▶ What is being asked
From the entries below, list each line with "positions".

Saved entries

- - - - - - -

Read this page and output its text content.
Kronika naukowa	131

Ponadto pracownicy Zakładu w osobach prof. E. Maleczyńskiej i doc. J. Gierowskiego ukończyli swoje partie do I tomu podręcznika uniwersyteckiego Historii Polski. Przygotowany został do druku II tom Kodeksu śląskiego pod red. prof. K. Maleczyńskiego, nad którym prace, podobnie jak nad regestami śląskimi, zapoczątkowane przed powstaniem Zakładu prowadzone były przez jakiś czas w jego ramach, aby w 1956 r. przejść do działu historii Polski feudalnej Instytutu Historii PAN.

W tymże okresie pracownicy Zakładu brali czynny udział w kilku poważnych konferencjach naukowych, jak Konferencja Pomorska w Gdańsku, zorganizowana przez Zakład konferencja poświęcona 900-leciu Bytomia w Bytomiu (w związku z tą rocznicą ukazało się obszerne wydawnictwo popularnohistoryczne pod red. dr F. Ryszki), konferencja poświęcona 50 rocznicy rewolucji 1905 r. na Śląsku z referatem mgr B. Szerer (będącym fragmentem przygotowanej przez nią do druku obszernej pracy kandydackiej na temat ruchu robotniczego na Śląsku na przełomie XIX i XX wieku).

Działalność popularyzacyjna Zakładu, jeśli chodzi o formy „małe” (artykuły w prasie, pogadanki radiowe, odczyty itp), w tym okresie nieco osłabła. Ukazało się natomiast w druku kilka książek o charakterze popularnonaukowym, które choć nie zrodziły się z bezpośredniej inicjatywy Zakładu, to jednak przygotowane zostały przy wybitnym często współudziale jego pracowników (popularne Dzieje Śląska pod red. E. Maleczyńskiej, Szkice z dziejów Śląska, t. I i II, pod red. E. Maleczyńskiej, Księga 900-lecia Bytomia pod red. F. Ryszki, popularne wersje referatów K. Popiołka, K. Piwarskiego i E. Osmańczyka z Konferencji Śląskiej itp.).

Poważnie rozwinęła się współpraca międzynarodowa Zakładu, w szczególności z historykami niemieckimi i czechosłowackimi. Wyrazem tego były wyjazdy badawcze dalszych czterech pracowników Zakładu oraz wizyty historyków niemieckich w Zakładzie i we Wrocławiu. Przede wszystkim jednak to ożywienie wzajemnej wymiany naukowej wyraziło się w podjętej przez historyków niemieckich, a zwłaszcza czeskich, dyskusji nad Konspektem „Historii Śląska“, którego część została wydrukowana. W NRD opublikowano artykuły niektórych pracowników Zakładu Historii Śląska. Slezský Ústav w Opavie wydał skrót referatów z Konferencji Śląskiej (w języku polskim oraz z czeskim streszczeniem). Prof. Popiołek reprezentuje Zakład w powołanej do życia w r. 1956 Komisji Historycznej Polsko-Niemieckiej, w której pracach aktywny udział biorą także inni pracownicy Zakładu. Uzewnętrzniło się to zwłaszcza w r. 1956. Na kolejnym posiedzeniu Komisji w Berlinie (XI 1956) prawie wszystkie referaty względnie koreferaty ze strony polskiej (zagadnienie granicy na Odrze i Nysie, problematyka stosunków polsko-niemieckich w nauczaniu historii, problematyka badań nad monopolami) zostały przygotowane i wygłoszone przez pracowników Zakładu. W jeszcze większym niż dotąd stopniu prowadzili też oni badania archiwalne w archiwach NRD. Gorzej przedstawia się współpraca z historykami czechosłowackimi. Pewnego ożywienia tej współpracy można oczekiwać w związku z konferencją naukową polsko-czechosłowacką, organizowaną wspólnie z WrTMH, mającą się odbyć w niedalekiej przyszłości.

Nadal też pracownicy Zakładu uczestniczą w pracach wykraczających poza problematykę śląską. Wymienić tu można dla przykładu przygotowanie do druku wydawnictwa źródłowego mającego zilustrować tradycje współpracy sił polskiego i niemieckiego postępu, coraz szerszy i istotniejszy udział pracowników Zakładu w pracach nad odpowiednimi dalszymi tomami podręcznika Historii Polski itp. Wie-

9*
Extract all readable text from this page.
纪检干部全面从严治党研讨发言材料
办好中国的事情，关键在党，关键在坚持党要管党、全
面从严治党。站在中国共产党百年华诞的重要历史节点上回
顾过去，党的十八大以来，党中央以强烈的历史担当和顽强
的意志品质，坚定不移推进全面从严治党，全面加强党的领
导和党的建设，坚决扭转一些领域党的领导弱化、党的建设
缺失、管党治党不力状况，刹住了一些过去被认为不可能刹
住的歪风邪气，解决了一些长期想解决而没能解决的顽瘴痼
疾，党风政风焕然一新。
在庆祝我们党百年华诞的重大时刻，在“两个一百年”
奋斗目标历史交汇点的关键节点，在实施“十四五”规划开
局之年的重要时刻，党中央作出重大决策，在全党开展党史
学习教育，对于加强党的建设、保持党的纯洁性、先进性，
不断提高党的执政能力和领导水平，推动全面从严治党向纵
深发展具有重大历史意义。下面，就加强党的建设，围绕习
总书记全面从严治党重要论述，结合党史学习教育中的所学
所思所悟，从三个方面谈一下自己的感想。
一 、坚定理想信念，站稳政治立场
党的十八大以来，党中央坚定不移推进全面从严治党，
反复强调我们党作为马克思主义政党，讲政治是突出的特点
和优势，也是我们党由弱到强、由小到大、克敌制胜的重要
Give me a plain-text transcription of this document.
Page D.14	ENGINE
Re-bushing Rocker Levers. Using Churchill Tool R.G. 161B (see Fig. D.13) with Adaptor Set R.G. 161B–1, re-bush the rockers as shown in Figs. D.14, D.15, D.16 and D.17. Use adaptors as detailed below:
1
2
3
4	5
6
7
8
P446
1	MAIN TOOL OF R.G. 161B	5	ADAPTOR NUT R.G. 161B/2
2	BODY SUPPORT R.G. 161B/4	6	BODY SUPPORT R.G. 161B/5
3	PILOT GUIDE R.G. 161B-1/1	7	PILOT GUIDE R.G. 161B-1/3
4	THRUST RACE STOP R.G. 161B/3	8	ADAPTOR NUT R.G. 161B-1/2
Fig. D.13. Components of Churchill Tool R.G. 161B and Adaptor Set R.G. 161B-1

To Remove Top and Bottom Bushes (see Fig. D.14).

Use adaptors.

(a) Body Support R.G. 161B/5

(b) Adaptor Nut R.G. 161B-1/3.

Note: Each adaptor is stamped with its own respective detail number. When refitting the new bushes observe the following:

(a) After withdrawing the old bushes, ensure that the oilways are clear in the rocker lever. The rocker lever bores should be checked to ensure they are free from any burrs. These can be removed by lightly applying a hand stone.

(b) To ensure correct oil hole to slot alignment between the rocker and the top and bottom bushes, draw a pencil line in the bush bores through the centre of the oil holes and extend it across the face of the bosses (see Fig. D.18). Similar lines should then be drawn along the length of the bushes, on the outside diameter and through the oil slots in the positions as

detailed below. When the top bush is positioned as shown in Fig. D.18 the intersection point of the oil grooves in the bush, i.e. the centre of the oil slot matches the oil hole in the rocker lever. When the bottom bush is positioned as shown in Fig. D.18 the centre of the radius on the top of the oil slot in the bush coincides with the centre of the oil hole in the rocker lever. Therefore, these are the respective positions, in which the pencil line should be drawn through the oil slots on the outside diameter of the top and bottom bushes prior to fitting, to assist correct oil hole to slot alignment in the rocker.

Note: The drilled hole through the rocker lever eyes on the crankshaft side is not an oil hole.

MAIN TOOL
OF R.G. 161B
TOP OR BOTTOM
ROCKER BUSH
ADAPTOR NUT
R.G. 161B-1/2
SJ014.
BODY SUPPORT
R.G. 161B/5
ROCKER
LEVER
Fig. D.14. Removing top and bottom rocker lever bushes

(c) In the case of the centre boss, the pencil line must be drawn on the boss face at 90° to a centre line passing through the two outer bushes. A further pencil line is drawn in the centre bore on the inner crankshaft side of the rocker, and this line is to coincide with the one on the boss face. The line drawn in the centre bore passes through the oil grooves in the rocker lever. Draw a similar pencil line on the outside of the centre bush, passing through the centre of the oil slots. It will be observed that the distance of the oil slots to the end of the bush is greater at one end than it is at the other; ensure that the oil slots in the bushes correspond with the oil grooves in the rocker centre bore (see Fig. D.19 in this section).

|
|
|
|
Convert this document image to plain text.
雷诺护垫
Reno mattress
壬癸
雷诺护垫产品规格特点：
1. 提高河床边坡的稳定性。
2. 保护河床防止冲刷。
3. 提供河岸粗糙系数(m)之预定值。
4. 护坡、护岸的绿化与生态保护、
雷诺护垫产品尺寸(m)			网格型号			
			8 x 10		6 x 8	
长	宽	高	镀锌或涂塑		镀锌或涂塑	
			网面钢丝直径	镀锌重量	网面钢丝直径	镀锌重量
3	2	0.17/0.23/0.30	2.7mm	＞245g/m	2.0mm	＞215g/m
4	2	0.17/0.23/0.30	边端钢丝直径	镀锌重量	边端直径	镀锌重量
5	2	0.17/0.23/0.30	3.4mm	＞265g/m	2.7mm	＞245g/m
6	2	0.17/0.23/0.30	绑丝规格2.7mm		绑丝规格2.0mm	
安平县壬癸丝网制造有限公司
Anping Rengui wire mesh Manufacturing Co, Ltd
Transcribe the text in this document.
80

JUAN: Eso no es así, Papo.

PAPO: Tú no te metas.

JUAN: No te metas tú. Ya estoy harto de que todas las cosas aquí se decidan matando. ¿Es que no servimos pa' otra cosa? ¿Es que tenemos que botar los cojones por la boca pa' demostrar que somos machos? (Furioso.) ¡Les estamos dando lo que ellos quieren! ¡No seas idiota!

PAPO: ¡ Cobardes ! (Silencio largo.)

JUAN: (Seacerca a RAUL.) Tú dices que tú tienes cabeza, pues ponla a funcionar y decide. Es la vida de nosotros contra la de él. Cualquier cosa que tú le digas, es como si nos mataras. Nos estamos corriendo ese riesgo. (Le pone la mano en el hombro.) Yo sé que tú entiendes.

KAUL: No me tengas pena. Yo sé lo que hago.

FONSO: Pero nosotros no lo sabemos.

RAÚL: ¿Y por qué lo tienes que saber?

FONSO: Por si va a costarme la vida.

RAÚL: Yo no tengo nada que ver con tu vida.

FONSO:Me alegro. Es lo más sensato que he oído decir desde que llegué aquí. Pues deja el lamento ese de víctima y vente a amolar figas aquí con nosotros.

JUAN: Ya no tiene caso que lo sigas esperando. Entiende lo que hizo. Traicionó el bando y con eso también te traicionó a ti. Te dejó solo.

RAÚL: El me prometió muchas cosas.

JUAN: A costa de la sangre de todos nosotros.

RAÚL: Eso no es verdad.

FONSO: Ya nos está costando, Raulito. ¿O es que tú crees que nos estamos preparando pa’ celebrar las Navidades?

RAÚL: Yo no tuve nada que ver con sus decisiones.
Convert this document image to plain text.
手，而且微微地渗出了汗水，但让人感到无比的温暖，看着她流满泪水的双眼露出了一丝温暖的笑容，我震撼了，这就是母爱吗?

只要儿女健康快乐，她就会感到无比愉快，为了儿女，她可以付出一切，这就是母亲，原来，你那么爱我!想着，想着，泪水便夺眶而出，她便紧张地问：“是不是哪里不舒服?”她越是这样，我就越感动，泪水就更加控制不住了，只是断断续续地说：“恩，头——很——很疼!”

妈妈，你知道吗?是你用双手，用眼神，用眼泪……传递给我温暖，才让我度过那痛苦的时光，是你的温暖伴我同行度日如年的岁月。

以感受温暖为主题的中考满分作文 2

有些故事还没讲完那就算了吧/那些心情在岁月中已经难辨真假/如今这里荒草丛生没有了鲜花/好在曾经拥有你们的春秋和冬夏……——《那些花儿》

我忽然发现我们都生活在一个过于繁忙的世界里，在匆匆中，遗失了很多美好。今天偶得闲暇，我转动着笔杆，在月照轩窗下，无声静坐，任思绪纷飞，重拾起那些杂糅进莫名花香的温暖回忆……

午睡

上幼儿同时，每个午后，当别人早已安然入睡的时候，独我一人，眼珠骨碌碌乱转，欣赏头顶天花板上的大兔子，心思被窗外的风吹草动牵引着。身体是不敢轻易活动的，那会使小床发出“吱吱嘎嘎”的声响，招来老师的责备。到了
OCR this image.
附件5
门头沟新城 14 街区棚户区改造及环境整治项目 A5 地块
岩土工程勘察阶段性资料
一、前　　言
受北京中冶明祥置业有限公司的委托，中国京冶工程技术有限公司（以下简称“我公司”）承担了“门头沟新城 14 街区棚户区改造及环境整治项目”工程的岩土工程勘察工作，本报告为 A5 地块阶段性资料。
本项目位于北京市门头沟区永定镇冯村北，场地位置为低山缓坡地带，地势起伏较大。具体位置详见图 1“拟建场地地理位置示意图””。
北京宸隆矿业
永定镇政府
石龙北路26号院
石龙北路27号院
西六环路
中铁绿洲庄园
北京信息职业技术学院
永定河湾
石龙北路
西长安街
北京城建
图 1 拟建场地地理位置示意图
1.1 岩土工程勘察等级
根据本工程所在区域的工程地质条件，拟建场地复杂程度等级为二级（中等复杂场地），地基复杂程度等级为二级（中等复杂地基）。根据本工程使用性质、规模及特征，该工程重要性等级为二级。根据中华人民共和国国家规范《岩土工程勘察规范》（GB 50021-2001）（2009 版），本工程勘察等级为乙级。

- - - - - - -

▶ Task solution
(b) To ensure correct oil hole to slot alignment between the rocker and the top and bottom bushes, draw a pencil line in the bush bores through the centre of the oil holes and extend it across the face of the bosses (see Fig. D.18). Similar lines should then be drawn along the length of the bushes, on the outside diameter and through the oil slots in the positions as
detailed below. When the top bush is positioned as shown in Fig. D.18 the intersection point of the oil grooves in the bush, i.e. the centre of the oil slot matches the oil hole in the rocker lever. When the bottom bush is positioned as shown in Fig. D.18 the centre of the radius on the top of the oil slot in the bush coincides with the centre of the oil hole in the rocker lever. Therefore, these are the respective positions, in which the pencil line should be drawn through the oil slots on the outside diameter of the top and bottom bushes prior to fitting, to assist correct oil hole to slot alignment in the rocker.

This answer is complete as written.